**The data**

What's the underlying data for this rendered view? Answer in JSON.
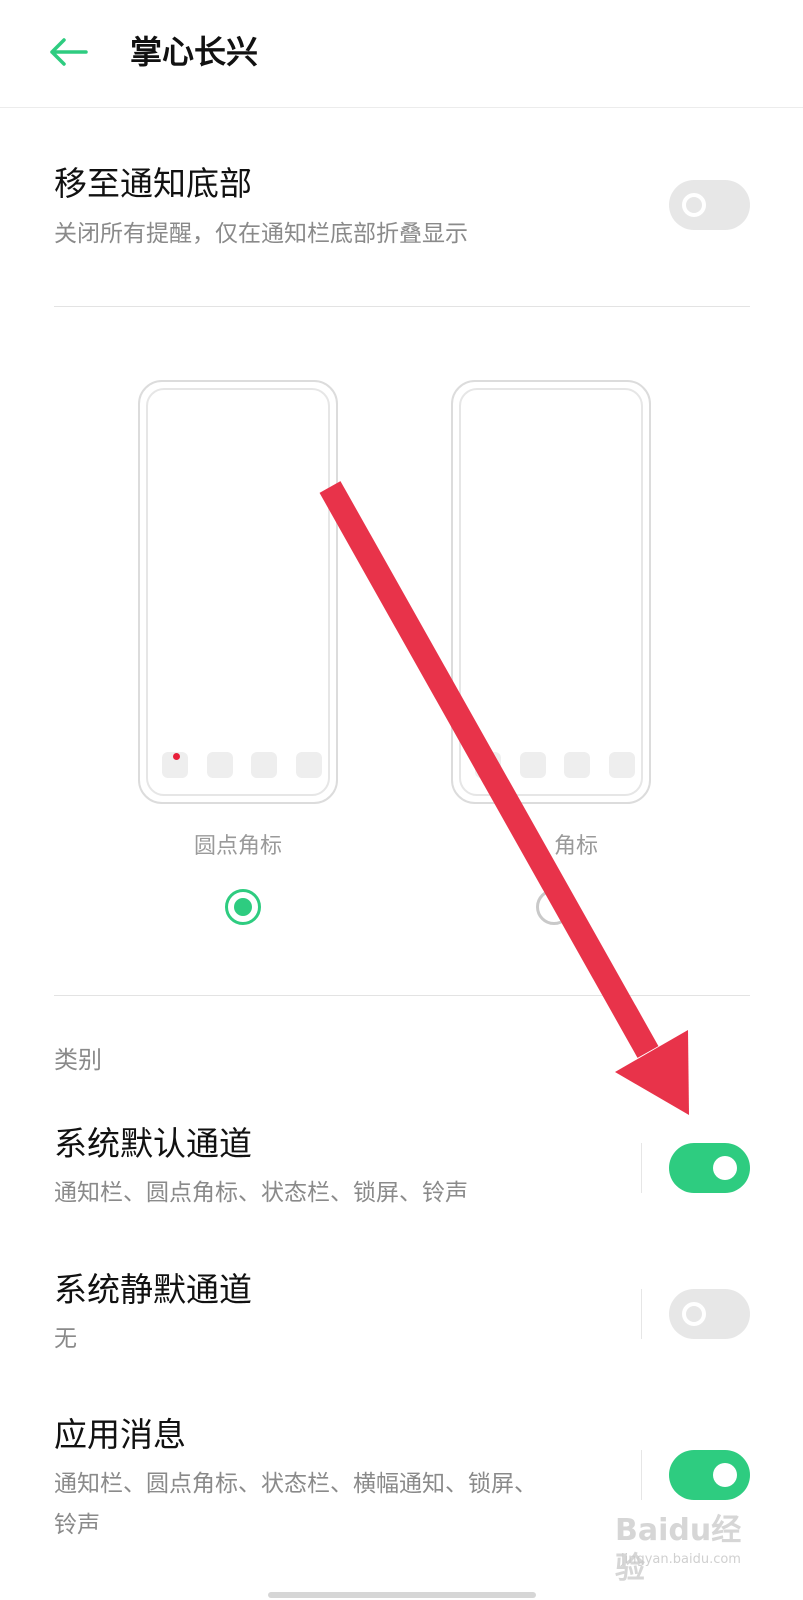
{
  "header": {
    "title": "掌心长兴"
  },
  "move_bottom": {
    "title": "移至通知底部",
    "subtitle": "关闭所有提醒，仅在通知栏底部折叠显示",
    "enabled": false
  },
  "badge_styles": [
    {
      "label": "圆点角标",
      "selected": true
    },
    {
      "label": "角标",
      "selected": false
    }
  ],
  "category": {
    "label": "类别",
    "channels": [
      {
        "title": "系统默认通道",
        "subtitle": "通知栏、圆点角标、状态栏、锁屏、铃声",
        "enabled": true
      },
      {
        "title": "系统静默通道",
        "subtitle": "无",
        "enabled": false
      },
      {
        "title": "应用消息",
        "subtitle": "通知栏、圆点角标、状态栏、横幅通知、锁屏、",
        "subtitle_line2": "铃声",
        "enabled": true
      }
    ]
  },
  "watermark": {
    "brand": "Baidu经验",
    "url": "jingyan.baidu.com"
  },
  "colors": {
    "accent_green": "#2ecc80",
    "back_arrow": "#2ecc80",
    "toggle_off": "#e7e7e7",
    "annotation_arrow": "#e8334a",
    "badge_dot": "#e8203a"
  },
  "icons": {
    "back": "arrow-left-icon"
  }
}
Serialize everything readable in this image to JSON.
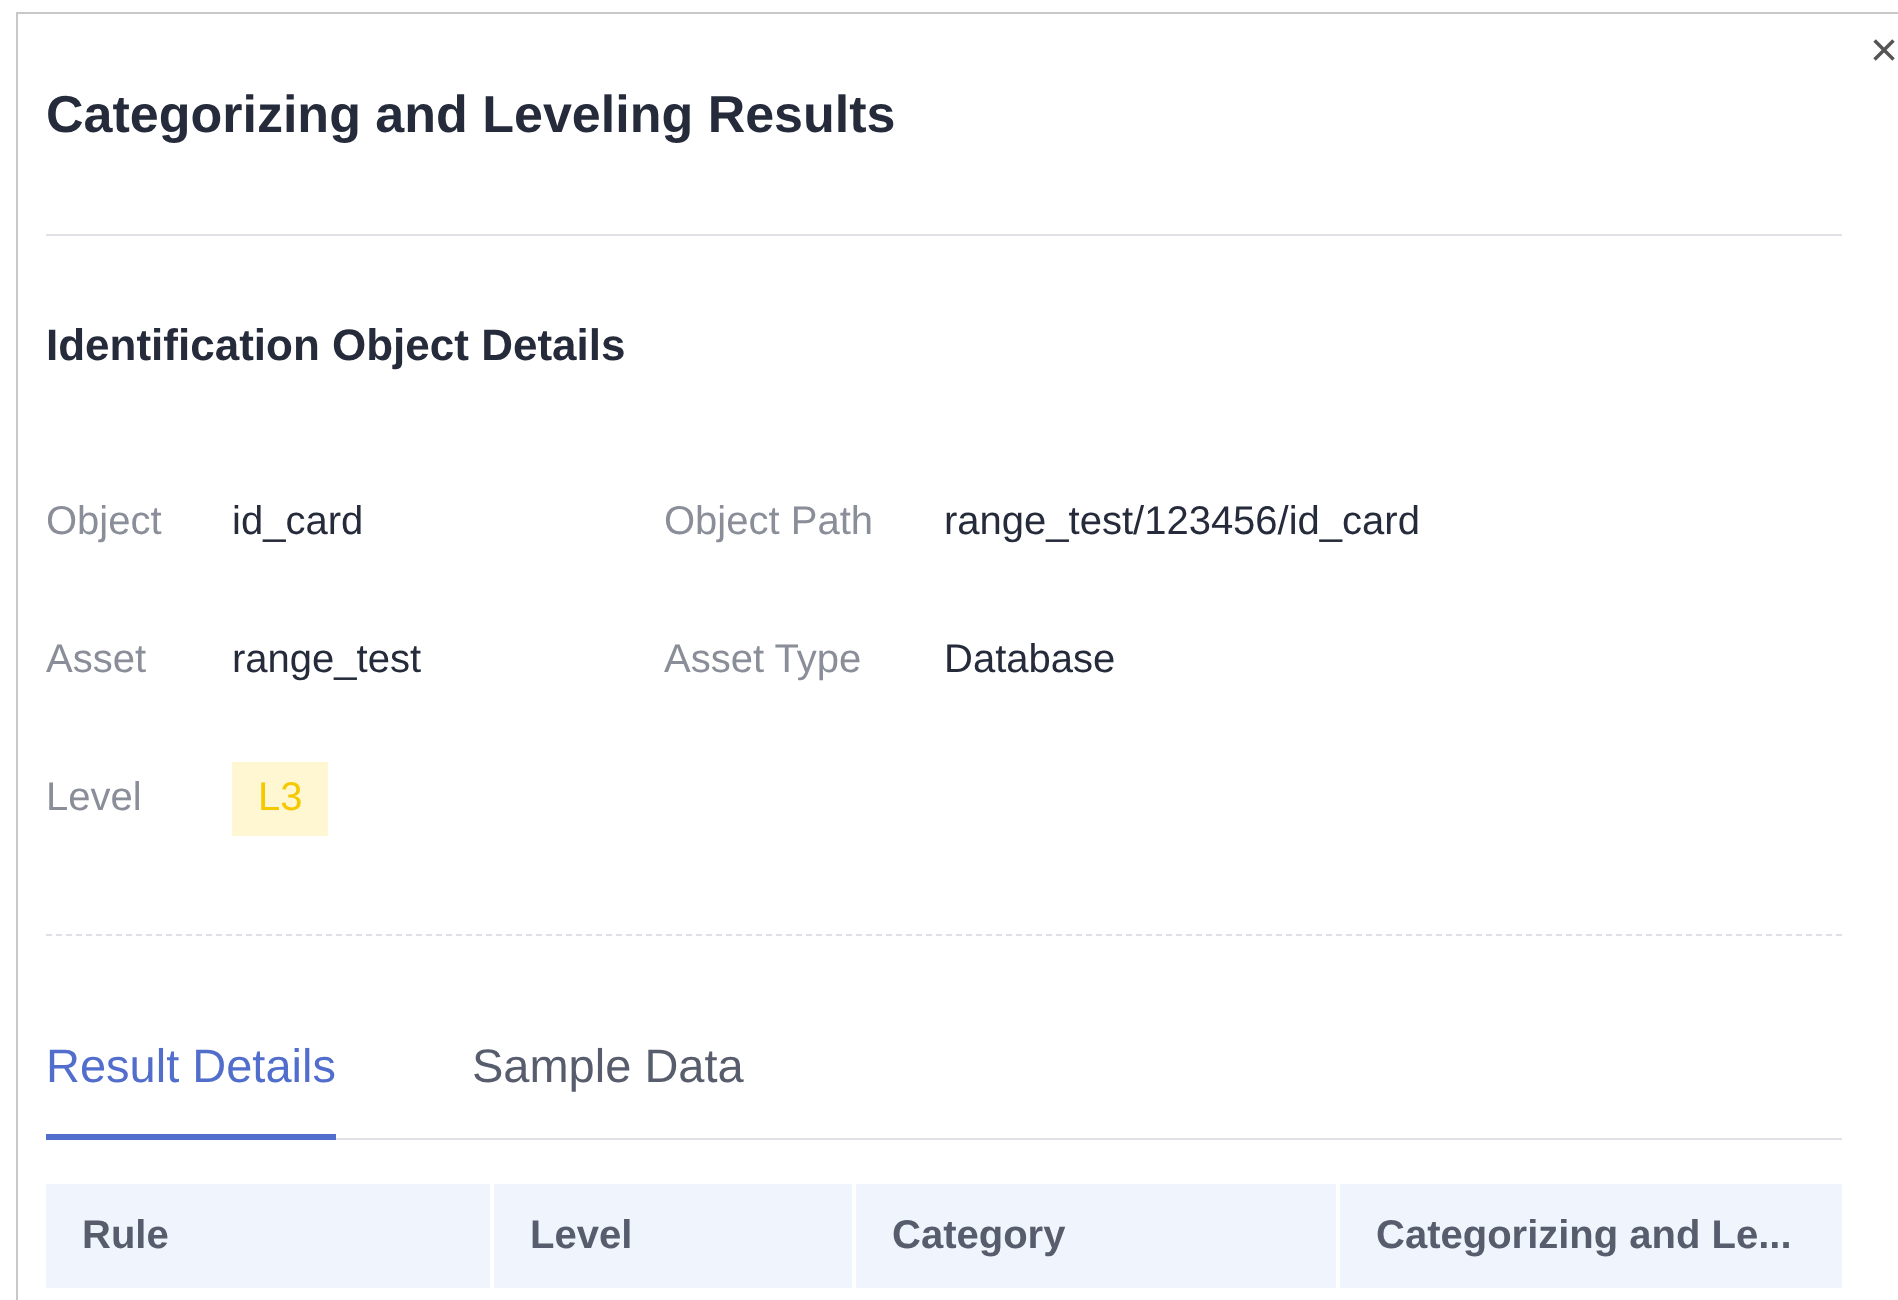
{
  "dialog": {
    "title": "Categorizing and Leveling Results",
    "close": "×"
  },
  "section_title": "Identification Object Details",
  "fields": [
    {
      "label": "Object",
      "value": "id_card",
      "kind": "text"
    },
    {
      "label": "Object Path",
      "value": "range_test/123456/id_card",
      "kind": "text"
    },
    {
      "label": "Asset",
      "value": "range_test",
      "kind": "text"
    },
    {
      "label": "Asset Type",
      "value": "Database",
      "kind": "text"
    },
    {
      "label": "Level",
      "value": "L3",
      "kind": "tag",
      "color": "#f5c800"
    }
  ],
  "tabs": [
    {
      "label": "Result Details",
      "selected": true
    },
    {
      "label": "Sample Data",
      "selected": false
    }
  ],
  "table": {
    "columns": [
      "Rule",
      "Level",
      "Category",
      "Categorizing and Le..."
    ]
  }
}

**What you have to do**
Show every line in the entries where the string "label" occurs.

**Output of the task**
      "label": "圆点角标",
      "label": "角标",
    "label": "类别",
      "label": "Object",
      "label": "Object Path",
      "label": "Asset",
      "label": "Asset Type",
      "label": "Level",
      "label": "Result Details",
      "label": "Sample Data",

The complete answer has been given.